**DATA FOR THIS TASK:**
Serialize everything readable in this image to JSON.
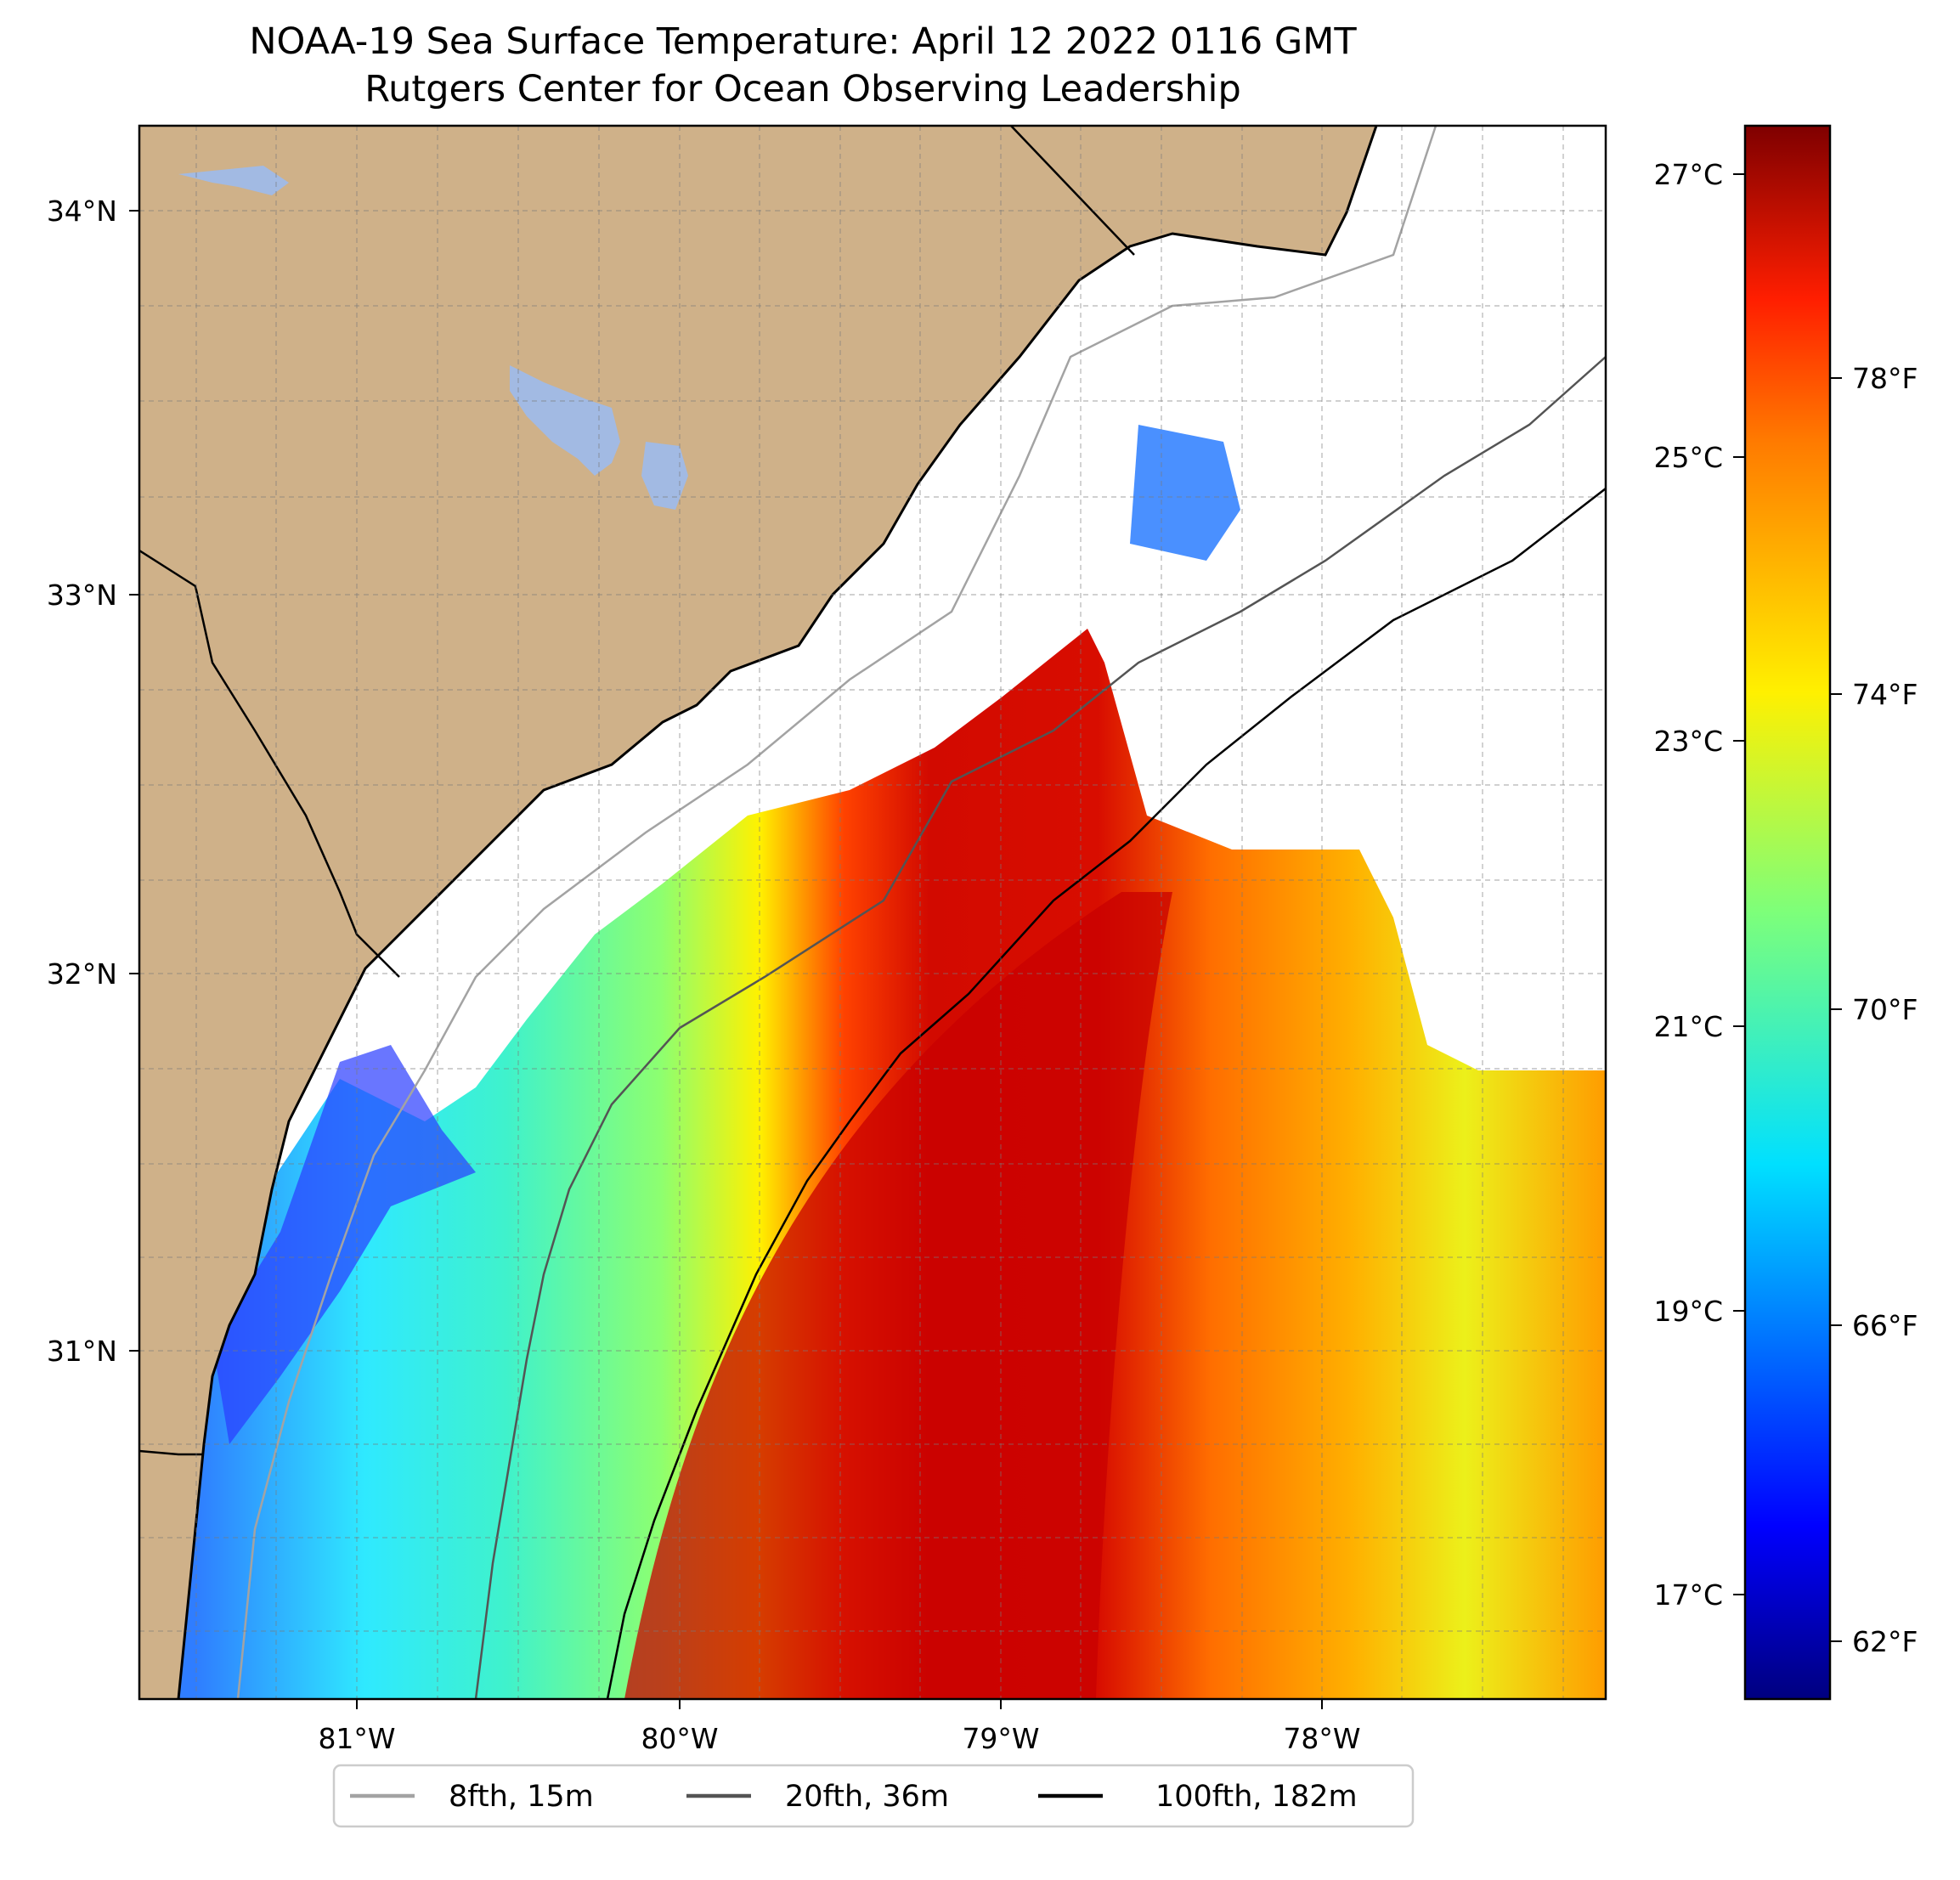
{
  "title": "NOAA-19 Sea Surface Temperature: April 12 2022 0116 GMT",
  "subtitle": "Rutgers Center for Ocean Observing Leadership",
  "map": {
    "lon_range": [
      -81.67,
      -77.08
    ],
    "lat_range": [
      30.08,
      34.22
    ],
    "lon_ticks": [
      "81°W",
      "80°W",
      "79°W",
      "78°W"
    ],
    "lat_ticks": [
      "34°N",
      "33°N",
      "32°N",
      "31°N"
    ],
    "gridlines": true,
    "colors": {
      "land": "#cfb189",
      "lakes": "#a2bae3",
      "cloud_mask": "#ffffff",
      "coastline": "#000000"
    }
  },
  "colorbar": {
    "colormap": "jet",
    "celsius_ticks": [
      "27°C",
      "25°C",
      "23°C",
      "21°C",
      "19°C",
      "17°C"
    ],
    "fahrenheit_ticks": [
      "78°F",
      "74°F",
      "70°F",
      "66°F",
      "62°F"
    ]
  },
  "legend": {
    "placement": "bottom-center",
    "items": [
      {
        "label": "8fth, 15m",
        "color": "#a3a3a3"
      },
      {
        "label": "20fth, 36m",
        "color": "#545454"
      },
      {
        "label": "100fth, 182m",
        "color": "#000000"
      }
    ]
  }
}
==
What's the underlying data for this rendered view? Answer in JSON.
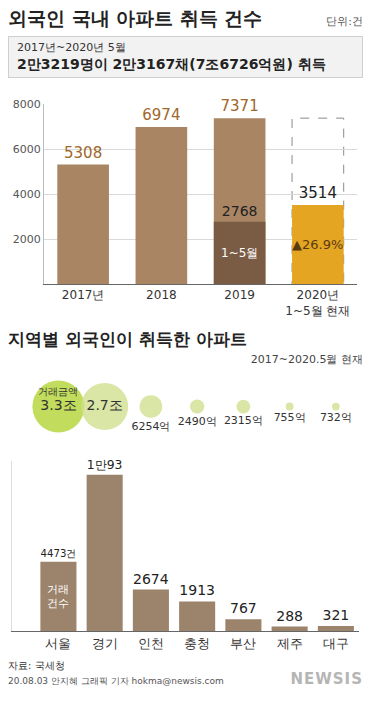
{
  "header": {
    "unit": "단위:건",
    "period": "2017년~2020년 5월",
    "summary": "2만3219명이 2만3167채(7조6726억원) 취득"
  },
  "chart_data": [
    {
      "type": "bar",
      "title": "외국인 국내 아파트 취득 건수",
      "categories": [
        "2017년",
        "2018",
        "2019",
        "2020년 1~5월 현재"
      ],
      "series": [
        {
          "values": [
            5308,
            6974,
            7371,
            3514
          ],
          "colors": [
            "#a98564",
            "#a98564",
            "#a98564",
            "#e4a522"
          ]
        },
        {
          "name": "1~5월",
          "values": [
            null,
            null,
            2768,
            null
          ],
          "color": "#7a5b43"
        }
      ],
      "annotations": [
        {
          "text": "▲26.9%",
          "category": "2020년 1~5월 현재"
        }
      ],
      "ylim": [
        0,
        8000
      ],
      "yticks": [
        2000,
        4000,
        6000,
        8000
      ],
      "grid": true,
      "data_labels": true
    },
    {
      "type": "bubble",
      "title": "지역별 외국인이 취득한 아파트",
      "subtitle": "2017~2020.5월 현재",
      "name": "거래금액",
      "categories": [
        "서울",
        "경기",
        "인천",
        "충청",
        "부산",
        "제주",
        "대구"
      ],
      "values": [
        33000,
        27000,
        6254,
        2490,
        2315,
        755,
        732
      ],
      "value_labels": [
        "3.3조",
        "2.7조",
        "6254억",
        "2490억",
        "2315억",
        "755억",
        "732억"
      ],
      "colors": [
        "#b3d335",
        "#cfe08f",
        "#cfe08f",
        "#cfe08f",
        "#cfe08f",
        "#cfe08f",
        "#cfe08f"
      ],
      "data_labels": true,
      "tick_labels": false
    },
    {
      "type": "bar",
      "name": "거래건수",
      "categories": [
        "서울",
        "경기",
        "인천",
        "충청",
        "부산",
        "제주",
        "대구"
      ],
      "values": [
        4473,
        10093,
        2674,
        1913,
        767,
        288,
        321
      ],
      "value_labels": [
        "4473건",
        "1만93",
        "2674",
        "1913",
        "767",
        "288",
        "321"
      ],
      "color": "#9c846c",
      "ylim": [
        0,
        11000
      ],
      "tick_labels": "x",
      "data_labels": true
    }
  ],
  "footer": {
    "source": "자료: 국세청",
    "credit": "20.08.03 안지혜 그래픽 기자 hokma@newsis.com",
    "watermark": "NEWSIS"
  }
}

**WORK TO BE COMPLETED:** Return all lines containing "true".

**EXERCISE SOLUTION:**
    "gridlines": true,
      "grid": true,
      "data_labels": true
      "data_labels": true,
      "data_labels": true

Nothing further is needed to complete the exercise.